(Goal of the exercise)
Your task is to copy every line of the entries that contains "screenshot".

· · · ·

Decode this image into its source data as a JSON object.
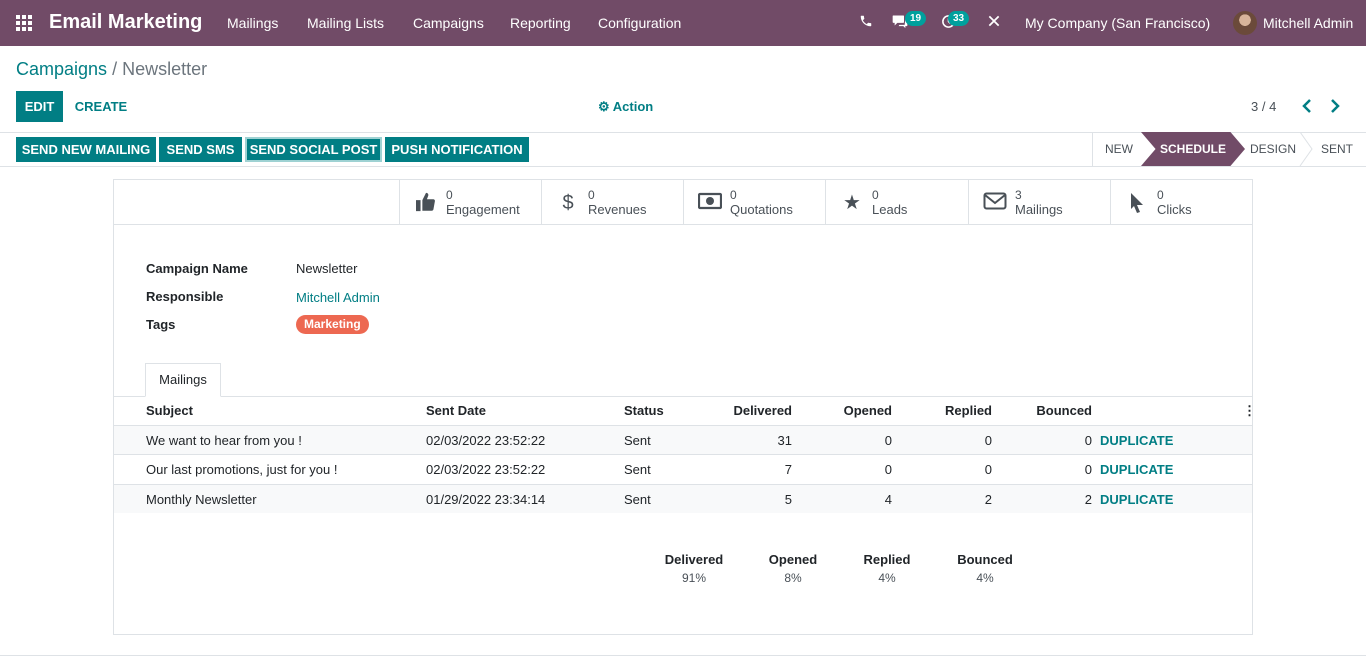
{
  "navbar": {
    "app_name": "Email Marketing",
    "menu": [
      "Mailings",
      "Mailing Lists",
      "Campaigns",
      "Reporting",
      "Configuration"
    ],
    "messages_count": "19",
    "activities_count": "33",
    "company": "My Company (San Francisco)",
    "user": "Mitchell Admin",
    "icons": [
      "apps-grid-icon",
      "phone-icon",
      "chat-icon",
      "clock-icon",
      "debug-tools-icon"
    ]
  },
  "breadcrumb": {
    "parent": "Campaigns",
    "separator": "/",
    "current": "Newsletter"
  },
  "control": {
    "edit": "Edit",
    "create": "Create",
    "action": "Action",
    "pager": "3 / 4"
  },
  "header_buttons": [
    "Send New Mailing",
    "Send SMS",
    "Send Social Post",
    "Push Notification"
  ],
  "stages": [
    "New",
    "Schedule",
    "Design",
    "Sent"
  ],
  "current_stage": "Schedule",
  "smart_buttons": [
    {
      "value": "0",
      "label": "Engagement",
      "icon": "thumbs-up-icon"
    },
    {
      "value": "0",
      "label": "Revenues",
      "icon": "dollar-icon"
    },
    {
      "value": "0",
      "label": "Quotations",
      "icon": "money-icon"
    },
    {
      "value": "0",
      "label": "Leads",
      "icon": "star-icon"
    },
    {
      "value": "3",
      "label": "Mailings",
      "icon": "envelope-icon"
    },
    {
      "value": "0",
      "label": "Clicks",
      "icon": "cursor-icon"
    }
  ],
  "form": {
    "campaign_name_label": "Campaign Name",
    "campaign_name": "Newsletter",
    "responsible_label": "Responsible",
    "responsible": "Mitchell Admin",
    "tags_label": "Tags",
    "tag": "Marketing"
  },
  "tab": "Mailings",
  "table": {
    "columns": [
      "Subject",
      "Sent Date",
      "Status",
      "Delivered",
      "Opened",
      "Replied",
      "Bounced"
    ],
    "rows": [
      {
        "subject": "We want to hear from you !",
        "date": "02/03/2022 23:52:22",
        "status": "Sent",
        "delivered": "31",
        "opened": "0",
        "replied": "0",
        "bounced": "0"
      },
      {
        "subject": "Our last promotions, just for you !",
        "date": "02/03/2022 23:52:22",
        "status": "Sent",
        "delivered": "7",
        "opened": "0",
        "replied": "0",
        "bounced": "0"
      },
      {
        "subject": "Monthly Newsletter",
        "date": "01/29/2022 23:34:14",
        "status": "Sent",
        "delivered": "5",
        "opened": "4",
        "replied": "2",
        "bounced": "2"
      }
    ],
    "row_button": "Duplicate"
  },
  "totals": [
    {
      "label": "Delivered",
      "value": "91%"
    },
    {
      "label": "Opened",
      "value": "8%"
    },
    {
      "label": "Replied",
      "value": "4%"
    },
    {
      "label": "Bounced",
      "value": "4%"
    }
  ],
  "colors": {
    "brand": "#714B67",
    "accent": "#017E84",
    "tag": "#ED6851",
    "badge": "#00A09D"
  }
}
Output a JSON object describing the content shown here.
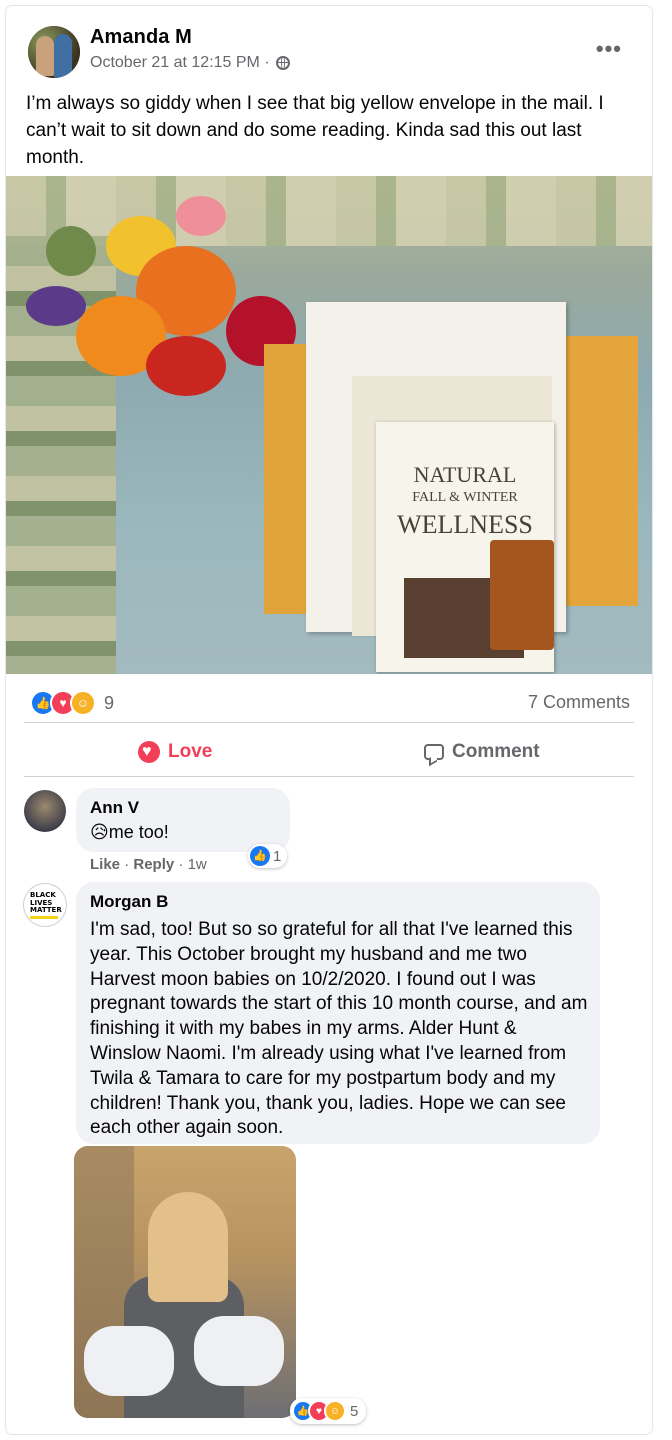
{
  "post": {
    "author": "Amanda M",
    "timestamp": "October 21 at 12:15 PM ·",
    "more_label": "•••",
    "text": "I’m always so giddy when I see that big yellow envelope in the mail. I can’t wait to sit down and do some reading. Kinda sad this out last month.",
    "photo_text": {
      "title_line1": "NATURAL",
      "title_line2": "FALL & WINTER",
      "title_line3": "WELLNESS"
    }
  },
  "reactions": {
    "icons": [
      "like-icon",
      "love-icon",
      "care-icon"
    ],
    "count": "9",
    "comments_count": "7 Comments"
  },
  "actions": {
    "love_label": "Love",
    "comment_label": "Comment"
  },
  "comments": [
    {
      "name": "Ann V",
      "text": "😥me too!",
      "like_label": "Like",
      "reply_label": "Reply",
      "time": "1w",
      "reaction_count": "1"
    },
    {
      "name": "Morgan B",
      "avatar_text": "BLACK LIVES MATTER",
      "text": "I'm sad, too! But so so grateful for all that I've learned this year. This October brought my husband and me two Harvest moon babies on 10/2/2020. I found out I was pregnant towards the start of this 10 month course, and am finishing it with my babes in my arms. Alder Hunt & Winslow Naomi. I'm already using what I've learned from Twila & Tamara to care for my postpartum body and my children! Thank you, thank you, ladies. Hope we can see each other again soon.",
      "photo_reaction_count": "5"
    }
  ],
  "colors": {
    "love": "#f33e58",
    "like": "#1877f2",
    "secondary_text": "#65676b",
    "bubble_bg": "#f0f2f5"
  }
}
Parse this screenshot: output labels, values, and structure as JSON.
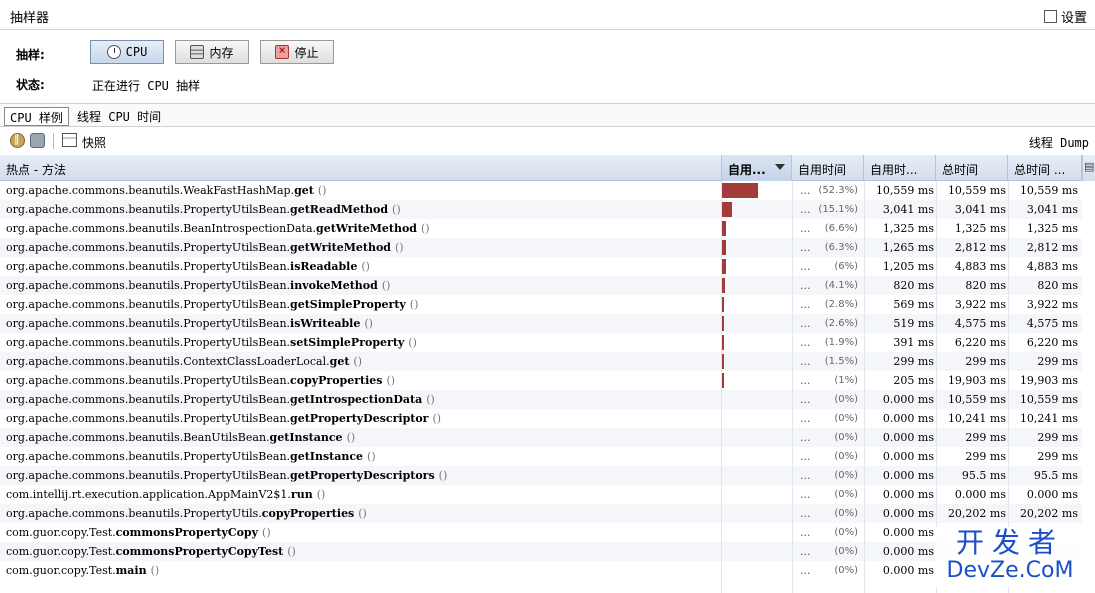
{
  "window": {
    "title": "抽样器",
    "settings_label": "设置"
  },
  "controls": {
    "sample_label": "抽样:",
    "cpu_button": "CPU",
    "memory_button": "内存",
    "stop_button": "停止",
    "status_label": "状态:",
    "status_value": "正在进行 CPU 抽样"
  },
  "tabs": [
    {
      "label": "CPU 样例",
      "active": true
    },
    {
      "label": "线程 CPU 时间",
      "active": false
    }
  ],
  "toolbar": {
    "snapshot_label": "快照",
    "thread_dump_label": "线程 Dump"
  },
  "table": {
    "columns": [
      "热点 - 方法",
      "自用...",
      "自用时间",
      "自用时...",
      "总时间",
      "总时间 ..."
    ],
    "dots": "...",
    "rows": [
      {
        "pkg": "org.apache.commons.beanutils.WeakFastHashMap.",
        "method": "get",
        "bar": 0.523,
        "pct": "(52.3%)",
        "self": "10,559 ms",
        "total": "10,559 ms",
        "total2": "10,559 ms"
      },
      {
        "pkg": "org.apache.commons.beanutils.PropertyUtilsBean.",
        "method": "getReadMethod",
        "bar": 0.151,
        "pct": "(15.1%)",
        "self": "3,041 ms",
        "total": "3,041 ms",
        "total2": "3,041 ms"
      },
      {
        "pkg": "org.apache.commons.beanutils.BeanIntrospectionData.",
        "method": "getWriteMethod",
        "bar": 0.066,
        "pct": "(6.6%)",
        "self": "1,325 ms",
        "total": "1,325 ms",
        "total2": "1,325 ms"
      },
      {
        "pkg": "org.apache.commons.beanutils.PropertyUtilsBean.",
        "method": "getWriteMethod",
        "bar": 0.063,
        "pct": "(6.3%)",
        "self": "1,265 ms",
        "total": "2,812 ms",
        "total2": "2,812 ms"
      },
      {
        "pkg": "org.apache.commons.beanutils.PropertyUtilsBean.",
        "method": "isReadable",
        "bar": 0.06,
        "pct": "(6%)",
        "self": "1,205 ms",
        "total": "4,883 ms",
        "total2": "4,883 ms"
      },
      {
        "pkg": "org.apache.commons.beanutils.PropertyUtilsBean.",
        "method": "invokeMethod",
        "bar": 0.041,
        "pct": "(4.1%)",
        "self": "820 ms",
        "total": "820 ms",
        "total2": "820 ms"
      },
      {
        "pkg": "org.apache.commons.beanutils.PropertyUtilsBean.",
        "method": "getSimpleProperty",
        "bar": 0.028,
        "pct": "(2.8%)",
        "self": "569 ms",
        "total": "3,922 ms",
        "total2": "3,922 ms"
      },
      {
        "pkg": "org.apache.commons.beanutils.PropertyUtilsBean.",
        "method": "isWriteable",
        "bar": 0.026,
        "pct": "(2.6%)",
        "self": "519 ms",
        "total": "4,575 ms",
        "total2": "4,575 ms"
      },
      {
        "pkg": "org.apache.commons.beanutils.PropertyUtilsBean.",
        "method": "setSimpleProperty",
        "bar": 0.019,
        "pct": "(1.9%)",
        "self": "391 ms",
        "total": "6,220 ms",
        "total2": "6,220 ms"
      },
      {
        "pkg": "org.apache.commons.beanutils.ContextClassLoaderLocal.",
        "method": "get",
        "bar": 0.015,
        "pct": "(1.5%)",
        "self": "299 ms",
        "total": "299 ms",
        "total2": "299 ms"
      },
      {
        "pkg": "org.apache.commons.beanutils.PropertyUtilsBean.",
        "method": "copyProperties",
        "bar": 0.01,
        "pct": "(1%)",
        "self": "205 ms",
        "total": "19,903 ms",
        "total2": "19,903 ms"
      },
      {
        "pkg": "org.apache.commons.beanutils.PropertyUtilsBean.",
        "method": "getIntrospectionData",
        "bar": 0,
        "pct": "(0%)",
        "self": "0.000 ms",
        "total": "10,559 ms",
        "total2": "10,559 ms"
      },
      {
        "pkg": "org.apache.commons.beanutils.PropertyUtilsBean.",
        "method": "getPropertyDescriptor",
        "bar": 0,
        "pct": "(0%)",
        "self": "0.000 ms",
        "total": "10,241 ms",
        "total2": "10,241 ms"
      },
      {
        "pkg": "org.apache.commons.beanutils.BeanUtilsBean.",
        "method": "getInstance",
        "bar": 0,
        "pct": "(0%)",
        "self": "0.000 ms",
        "total": "299 ms",
        "total2": "299 ms"
      },
      {
        "pkg": "org.apache.commons.beanutils.PropertyUtilsBean.",
        "method": "getInstance",
        "bar": 0,
        "pct": "(0%)",
        "self": "0.000 ms",
        "total": "299 ms",
        "total2": "299 ms"
      },
      {
        "pkg": "org.apache.commons.beanutils.PropertyUtilsBean.",
        "method": "getPropertyDescriptors",
        "bar": 0,
        "pct": "(0%)",
        "self": "0.000 ms",
        "total": "95.5 ms",
        "total2": "95.5 ms"
      },
      {
        "pkg": "com.intellij.rt.execution.application.AppMainV2$1.",
        "method": "run",
        "bar": 0,
        "pct": "(0%)",
        "self": "0.000 ms",
        "total": "0.000 ms",
        "total2": "0.000 ms"
      },
      {
        "pkg": "org.apache.commons.beanutils.PropertyUtils.",
        "method": "copyProperties",
        "bar": 0,
        "pct": "(0%)",
        "self": "0.000 ms",
        "total": "20,202 ms",
        "total2": "20,202 ms"
      },
      {
        "pkg": "com.guor.copy.Test.",
        "method": "commonsPropertyCopy",
        "bar": 0,
        "pct": "(0%)",
        "self": "0.000 ms",
        "total": "",
        "total2": ""
      },
      {
        "pkg": "com.guor.copy.Test.",
        "method": "commonsPropertyCopyTest",
        "bar": 0,
        "pct": "(0%)",
        "self": "0.000 ms",
        "total": "",
        "total2": ""
      },
      {
        "pkg": "com.guor.copy.Test.",
        "method": "main",
        "bar": 0,
        "pct": "(0%)",
        "self": "0.000 ms",
        "total": "",
        "total2": ""
      }
    ]
  },
  "watermark": {
    "line1": "开发者",
    "line2": "DevZe.CoM"
  },
  "colors": {
    "bar": "#a33b3b",
    "header": "#d3deec",
    "watermark": "#1a4fc8"
  }
}
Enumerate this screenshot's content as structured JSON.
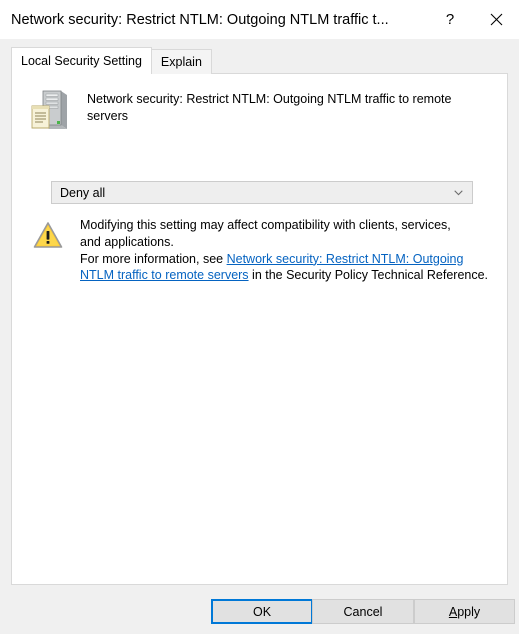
{
  "window": {
    "title": "Network security: Restrict NTLM: Outgoing NTLM traffic t...",
    "help_icon": "question-mark-icon",
    "close_icon": "close-x-icon",
    "accent_color": "#0078d7",
    "titlebar_background": "#ffffff",
    "dialog_background": "#f0f0f0"
  },
  "tabs": [
    {
      "label": "Local Security Setting",
      "active": true
    },
    {
      "label": "Explain",
      "active": false
    }
  ],
  "policy": {
    "icon": "policy-computer-document-icon",
    "title": "Network security: Restrict NTLM: Outgoing NTLM traffic to remote servers"
  },
  "setting": {
    "control": "combobox",
    "value": "Deny all",
    "arrow_icon": "chevron-down-icon",
    "background": "#eeeeee"
  },
  "warning": {
    "icon": "warning-triangle-icon",
    "icon_color": "#ffcc33",
    "line1": "Modifying this setting may affect compatibility with clients, services,",
    "line2": "and applications.",
    "prefix": "For more information, see ",
    "link_text": "Network security: Restrict NTLM: Outgoing NTLM traffic to remote servers",
    "link_color": "#0563c1",
    "suffix": " in the Security Policy Technical Reference."
  },
  "footer": {
    "ok_label": "OK",
    "cancel_label": "Cancel",
    "apply_mnemonic": "A",
    "apply_rest": "pply"
  }
}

· · · ·

(Written response)
Parse this screenshot: output labels, values, and structure as JSON.
Enumerate this screenshot's content as structured JSON.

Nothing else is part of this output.